____ Fragment do przeczytania

Nie wiem dlaczego doprowadziłem do takiego stanu rzeczy - możecie wierzyć lub nie, kocham ją nad życie. Nasze życie przed naszym synkiem, było cudowne, dwoje ludzi bardzo blisko siebie, kochają się, darzą zaufaniem, szanują. Wszystko było zachowane. Dziecko było z ogromnej miłości, ślub także. Tego wszystkiego teraz już nie ma. Jest żal i rozczarowanie własnym mężem, bo jak on mógł coś takiego zrobić. Czuję się winny i źle mi z tym.
Pewnego dnia, w tym roku, przyłapałem żonę na pisaniu 'pikantnych' maili z własnym sąsiadem. Przykro mi było z powodu o jakim się dowiedziałem o tych mailach - złamałem zabezpieczenia jej konta i poczytałem, zrobiłem to jakiś czas wcześniej przed tą sytuacją, bo coś zaczynało mi nie grać. Nigdy wcześniej czegoś takiego nie zrobiłem, wdał się brak zaufania. Pisała z nim o rzeczach, o których nigdy nie powinna pisać. Zdradziła mnie emocjonalnie. Przez parę dni nie mogłem tego przeboleć, ale przecież to ja jej to wszystko zafundowałem, skoro nie znajdywała we mnie oparcia, to ile można wytrzymać bez zrozumienia. Wylała wszystko na sąsiada. Do niczego nie doszło, tylko do rozmowy bardzo bolesne były te rozmowy - Chociaż na dzień dzisiejszy jest coś na rzeczy, powierzyła w nim swoje uczucia.

________

▶ [Polecenie]
Powtórz cały powyższy tekst o kryzysie w małżeństwie, słowo w słowo i bez żadnych zmian.

____ Zestaw wierszy

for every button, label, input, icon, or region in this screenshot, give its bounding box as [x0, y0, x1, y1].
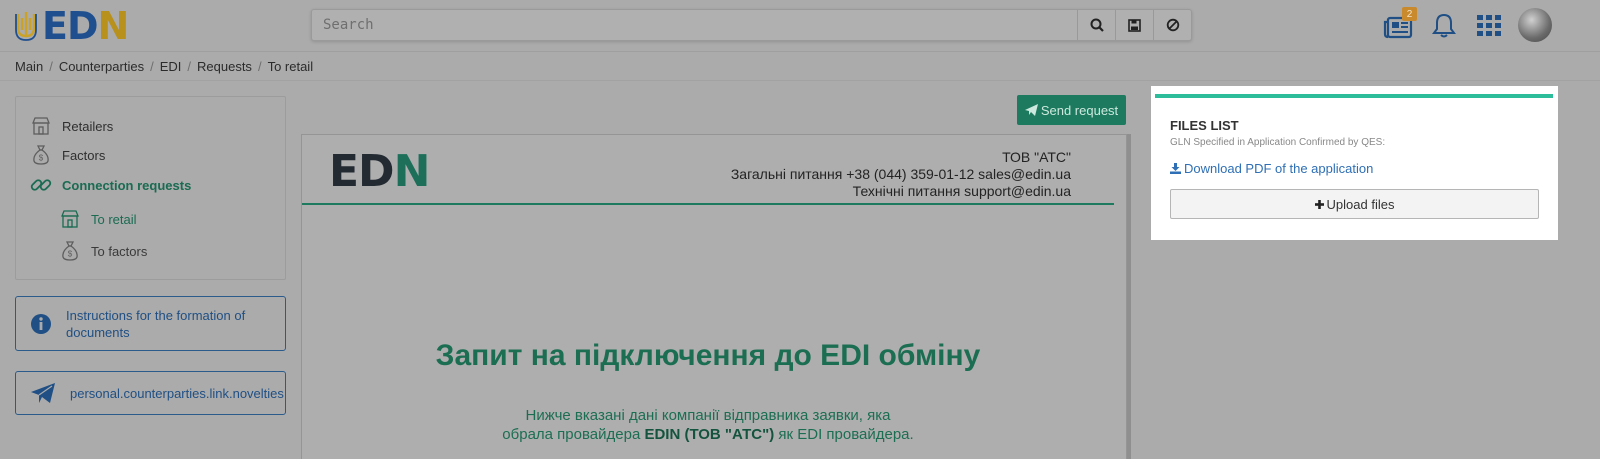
download-pdf-link[interactable]: Download PDF of the application: [1170, 161, 1373, 176]
money-bag-icon: $: [59, 240, 81, 262]
paper-plane-icon: [16, 382, 70, 404]
breadcrumb: Main / Counterparties / EDI / Requests / To …: [15, 58, 314, 74]
instructions-text: Instructions for the formation of docume…: [66, 307, 246, 340]
document-subtitle-line1: Нижче вказані дані компанії відправника …: [525, 407, 891, 424]
document-title: Запит на підключення до EDI обміну: [435, 339, 981, 372]
sidebar-nav: Retailers $ Factors Connection requests …: [15, 96, 286, 280]
document-header-divider: [302, 203, 1114, 205]
breadcrumb-counterparties[interactable]: Counterparties: [59, 59, 144, 74]
sidebar-item-label: Factors: [62, 147, 106, 163]
breadcrumb-divider: [0, 80, 1600, 81]
breadcrumb-edi[interactable]: EDI: [160, 59, 182, 74]
top-header: EDN 2: [0, 0, 1600, 52]
document-contact-general: Загальні питання +38 (044) 359-01-12 sal…: [730, 166, 1071, 182]
svg-text:$: $: [39, 154, 44, 163]
floppy-disk-icon: [1128, 18, 1141, 32]
sidebar-item-label: To retail: [91, 211, 137, 227]
search-bar: [311, 9, 1192, 41]
apps-menu-button[interactable]: [1472, 9, 1506, 43]
sidebar-item-label: Connection requests: [62, 177, 192, 193]
application-document-preview: EDN ТОВ "АТС" Загальні питання +38 (044)…: [301, 134, 1127, 459]
sidebar-item-connection-requests[interactable]: Connection requests: [30, 174, 191, 196]
document-contact-tech: Технічні питання support@edin.ua: [852, 183, 1071, 199]
files-list-panel: FILES LIST GLN Specified in Application …: [1151, 86, 1558, 240]
files-list-title: FILES LIST: [1170, 118, 1239, 133]
upload-files-button[interactable]: Upload files: [1170, 189, 1539, 219]
sidebar-subitem-to-retail[interactable]: To retail: [59, 208, 137, 230]
document-contacts: ТОВ "АТС" Загальні питання +38 (044) 359…: [731, 149, 1071, 200]
document-subtitle-line2-post: як EDI провайдера.: [774, 426, 914, 443]
download-icon: [1170, 163, 1181, 174]
search-button[interactable]: [1077, 10, 1115, 40]
send-request-button[interactable]: Send request: [1017, 95, 1126, 125]
logo-text: EDN: [42, 4, 129, 48]
apps-grid-icon: [1477, 15, 1501, 36]
bell-icon: [1432, 13, 1456, 38]
svg-text:$: $: [68, 250, 73, 259]
sidebar-item-retailers[interactable]: Retailers: [30, 115, 113, 137]
plus-icon: [1314, 199, 1324, 209]
sidebar-item-label: To factors: [91, 243, 148, 259]
money-bag-icon: $: [30, 144, 52, 166]
store-icon: [59, 208, 81, 230]
breadcrumb-requests[interactable]: Requests: [197, 59, 252, 74]
notifications-count-badge: 2: [1402, 7, 1417, 21]
instructions-box[interactable]: Instructions for the formation of docume…: [15, 296, 286, 351]
edin-logo[interactable]: EDN: [14, 4, 129, 48]
breadcrumb-main[interactable]: Main: [15, 59, 43, 74]
info-icon: [16, 313, 66, 335]
document-company: ТОВ "АТС": [1002, 149, 1071, 165]
document-subtitle: Нижче вказані дані компанії відправника …: [302, 406, 1114, 444]
store-icon: [30, 115, 52, 137]
novelties-box[interactable]: personal.counterparties.link.novelties: [15, 371, 286, 415]
files-panel-accent-bar: [1155, 94, 1553, 98]
document-subtitle-line2-pre: обрала провайдера: [502, 426, 645, 443]
ban-icon: [1166, 18, 1179, 32]
search-icon: [1090, 18, 1104, 32]
trident-icon: [15, 12, 37, 41]
upload-files-label: Upload files: [1326, 196, 1395, 212]
notifications-button[interactable]: [1427, 8, 1461, 42]
paper-plane-icon: [1024, 104, 1038, 116]
send-request-label: Send request: [1040, 102, 1119, 118]
avatar[interactable]: [1518, 8, 1552, 42]
breadcrumb-current: To retail: [267, 58, 314, 74]
sidebar-subitem-to-factors[interactable]: $ To factors: [59, 240, 147, 262]
search-input[interactable]: [312, 10, 1077, 40]
clear-search-button[interactable]: [1153, 10, 1191, 40]
save-search-button[interactable]: [1115, 10, 1153, 40]
document-logo: EDN: [329, 146, 430, 197]
download-pdf-label: Download PDF of the application: [1184, 161, 1374, 176]
novelties-text: personal.counterparties.link.novelties: [70, 385, 284, 401]
link-icon: [30, 174, 52, 196]
sidebar-item-factors[interactable]: $ Factors: [30, 144, 105, 166]
sidebar-item-label: Retailers: [62, 118, 114, 134]
document-subtitle-provider: EDIN (ТОВ "АТС"): [644, 426, 775, 443]
files-list-subtitle: GLN Specified in Application Confirmed b…: [1170, 137, 1386, 148]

________

▶ [Wynik zadania]
Nie wiem dlaczego doprowadziłem do takiego stanu rzeczy - możecie wierzyć lub nie, kocham ją nad życie. Nasze życie przed naszym synkiem, było cudowne, dwoje ludzi bardzo blisko siebie, kochają się, darzą zaufaniem, szanują. Wszystko było zachowane. Dziecko było z ogromnej miłości, ślub także. Tego wszystkiego teraz już nie ma. Jest żal i rozczarowanie własnym mężem, bo jak on mógł coś takiego zrobić. Czuję się winny i źle mi z tym.
Pewnego dnia, w tym roku, przyłapałem żonę na pisaniu 'pikantnych' maili z własnym sąsiadem. Przykro mi było z powodu o jakim się dowiedziałem o tych mailach - złamałem zabezpieczenia jej konta i poczytałem, zrobiłem to jakiś czas wcześniej przed tą sytuacją, bo coś zaczynało mi nie grać. Nigdy wcześniej czegoś takiego nie zrobiłem, wdał się brak zaufania. Pisała z nim o rzeczach, o których nigdy nie powinna pisać. Zdradziła mnie emocjonalnie. Przez parę dni nie mogłem tego przeboleć, ale przecież to ja jej to wszystko zafundowałem, skoro nie znajdywała we mnie oparcia, to ile można wytrzymać bez zrozumienia. Wylała wszystko na sąsiada. Do niczego nie doszło, tylko do rozmowy bardzo bolesne były te rozmowy - Chociaż na dzień dzisiejszy jest coś na rzeczy, powierzyła w nim swoje uczucia.